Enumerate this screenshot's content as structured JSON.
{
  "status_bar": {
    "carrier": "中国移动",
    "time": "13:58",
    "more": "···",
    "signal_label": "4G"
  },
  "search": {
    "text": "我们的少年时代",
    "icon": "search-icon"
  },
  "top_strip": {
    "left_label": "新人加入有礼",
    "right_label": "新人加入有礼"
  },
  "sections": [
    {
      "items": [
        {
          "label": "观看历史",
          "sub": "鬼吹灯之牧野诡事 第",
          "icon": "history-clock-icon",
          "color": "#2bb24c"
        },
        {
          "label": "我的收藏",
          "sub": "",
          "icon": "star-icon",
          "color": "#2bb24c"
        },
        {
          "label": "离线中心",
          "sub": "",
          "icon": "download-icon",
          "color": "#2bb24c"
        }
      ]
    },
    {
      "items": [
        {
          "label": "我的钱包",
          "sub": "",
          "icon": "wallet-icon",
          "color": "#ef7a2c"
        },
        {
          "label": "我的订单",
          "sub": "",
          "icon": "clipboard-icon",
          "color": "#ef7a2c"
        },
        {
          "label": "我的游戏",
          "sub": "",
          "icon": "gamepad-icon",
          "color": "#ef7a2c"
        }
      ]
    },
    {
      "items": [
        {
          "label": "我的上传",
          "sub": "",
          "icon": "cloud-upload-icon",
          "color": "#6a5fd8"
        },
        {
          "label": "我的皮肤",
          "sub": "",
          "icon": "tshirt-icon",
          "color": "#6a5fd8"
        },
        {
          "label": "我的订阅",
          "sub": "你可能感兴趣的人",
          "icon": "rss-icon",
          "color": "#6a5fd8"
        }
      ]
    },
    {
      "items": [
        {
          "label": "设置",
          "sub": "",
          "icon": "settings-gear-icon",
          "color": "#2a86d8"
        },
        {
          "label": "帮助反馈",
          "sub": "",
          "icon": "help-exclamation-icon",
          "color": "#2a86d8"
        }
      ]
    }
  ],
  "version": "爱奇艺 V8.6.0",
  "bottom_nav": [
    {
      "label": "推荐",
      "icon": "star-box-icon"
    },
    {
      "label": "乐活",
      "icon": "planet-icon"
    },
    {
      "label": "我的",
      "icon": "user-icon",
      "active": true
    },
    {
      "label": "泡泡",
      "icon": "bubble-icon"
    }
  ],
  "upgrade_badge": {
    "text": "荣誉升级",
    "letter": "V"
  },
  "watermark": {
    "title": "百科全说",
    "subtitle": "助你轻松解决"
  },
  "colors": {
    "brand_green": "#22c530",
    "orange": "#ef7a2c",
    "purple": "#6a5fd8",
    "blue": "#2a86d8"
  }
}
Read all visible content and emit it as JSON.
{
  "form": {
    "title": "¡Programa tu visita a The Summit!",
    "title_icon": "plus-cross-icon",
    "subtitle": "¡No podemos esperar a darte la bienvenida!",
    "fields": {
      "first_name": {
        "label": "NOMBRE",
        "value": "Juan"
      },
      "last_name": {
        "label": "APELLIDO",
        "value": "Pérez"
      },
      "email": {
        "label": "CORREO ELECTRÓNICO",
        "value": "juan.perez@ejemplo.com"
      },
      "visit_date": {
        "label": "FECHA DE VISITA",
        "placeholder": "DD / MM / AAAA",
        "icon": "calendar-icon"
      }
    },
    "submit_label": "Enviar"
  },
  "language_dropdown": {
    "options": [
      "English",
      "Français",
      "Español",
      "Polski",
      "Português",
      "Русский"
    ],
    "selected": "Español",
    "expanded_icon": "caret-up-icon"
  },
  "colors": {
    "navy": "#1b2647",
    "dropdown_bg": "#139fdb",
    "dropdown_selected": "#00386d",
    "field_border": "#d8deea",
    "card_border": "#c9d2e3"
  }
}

(WRITTEN PROBLEM): Write out the material exactly as given.

(RESPONSE TO THIS EXERCISE):
Enumerate this screenshot's content as structured JSON.
{
  "status_bar": {
    "carrier": "中国移动",
    "time": "13:58",
    "more": "···",
    "signal_label": "4G"
  },
  "search": {
    "text": "我们的少年时代",
    "icon": "search-icon"
  },
  "top_strip": {
    "left_label": "新人加入有礼",
    "right_label": "新人加入有礼"
  },
  "sections": [
    {
      "items": [
        {
          "label": "观看历史",
          "sub": "鬼吹灯之牧野诡事 第",
          "icon": "history-clock-icon",
          "color": "#2bb24c"
        },
        {
          "label": "我的收藏",
          "sub": "",
          "icon": "star-icon",
          "color": "#2bb24c"
        },
        {
          "label": "离线中心",
          "sub": "",
          "icon": "download-icon",
          "color": "#2bb24c"
        }
      ]
    },
    {
      "items": [
        {
          "label": "我的钱包",
          "sub": "",
          "icon": "wallet-icon",
          "color": "#ef7a2c"
        },
        {
          "label": "我的订单",
          "sub": "",
          "icon": "clipboard-icon",
          "color": "#ef7a2c"
        },
        {
          "label": "我的游戏",
          "sub": "",
          "icon": "gamepad-icon",
          "color": "#ef7a2c"
        }
      ]
    },
    {
      "items": [
        {
          "label": "我的上传",
          "sub": "",
          "icon": "cloud-upload-icon",
          "color": "#6a5fd8"
        },
        {
          "label": "我的皮肤",
          "sub": "",
          "icon": "tshirt-icon",
          "color": "#6a5fd8"
        },
        {
          "label": "我的订阅",
          "sub": "你可能感兴趣的人",
          "icon": "rss-icon",
          "color": "#6a5fd8"
        }
      ]
    },
    {
      "items": [
        {
          "label": "设置",
          "sub": "",
          "icon": "settings-gear-icon",
          "color": "#2a86d8"
        },
        {
          "label": "帮助反馈",
          "sub": "",
          "icon": "help-exclamation-icon",
          "color": "#2a86d8"
        }
      ]
    }
  ],
  "version": "爱奇艺 V8.6.0",
  "bottom_nav": [
    {
      "label": "推荐",
      "icon": "star-box-icon"
    },
    {
      "label": "乐活",
      "icon": "planet-icon"
    },
    {
      "label": "我的",
      "icon": "user-icon",
      "active": true
    },
    {
      "label": "泡泡",
      "icon": "bubble-icon"
    }
  ],
  "upgrade_badge": {
    "text": "荣誉升级",
    "letter": "V"
  },
  "watermark": {
    "title": "百科全说",
    "subtitle": "助你轻松解决"
  },
  "colors": {
    "brand_green": "#22c530",
    "orange": "#ef7a2c",
    "purple": "#6a5fd8",
    "blue": "#2a86d8"
  }
}
Read all visible content and emit it as JSON.
{
  "form": {
    "title": "¡Programa tu visita a The Summit!",
    "title_icon": "plus-cross-icon",
    "subtitle": "¡No podemos esperar a darte la bienvenida!",
    "fields": {
      "first_name": {
        "label": "NOMBRE",
        "value": "Juan"
      },
      "last_name": {
        "label": "APELLIDO",
        "value": "Pérez"
      },
      "email": {
        "label": "CORREO ELECTRÓNICO",
        "value": "juan.perez@ejemplo.com"
      },
      "visit_date": {
        "label": "FECHA DE VISITA",
        "placeholder": "DD / MM / AAAA",
        "icon": "calendar-icon"
      }
    },
    "submit_label": "Enviar"
  },
  "language_dropdown": {
    "options": [
      "English",
      "Français",
      "Español",
      "Polski",
      "Português",
      "Русский"
    ],
    "selected": "Español",
    "expanded_icon": "caret-up-icon"
  },
  "colors": {
    "navy": "#1b2647",
    "dropdown_bg": "#139fdb",
    "dropdown_selected": "#00386d",
    "field_border": "#d8deea",
    "card_border": "#c9d2e3"
  }
}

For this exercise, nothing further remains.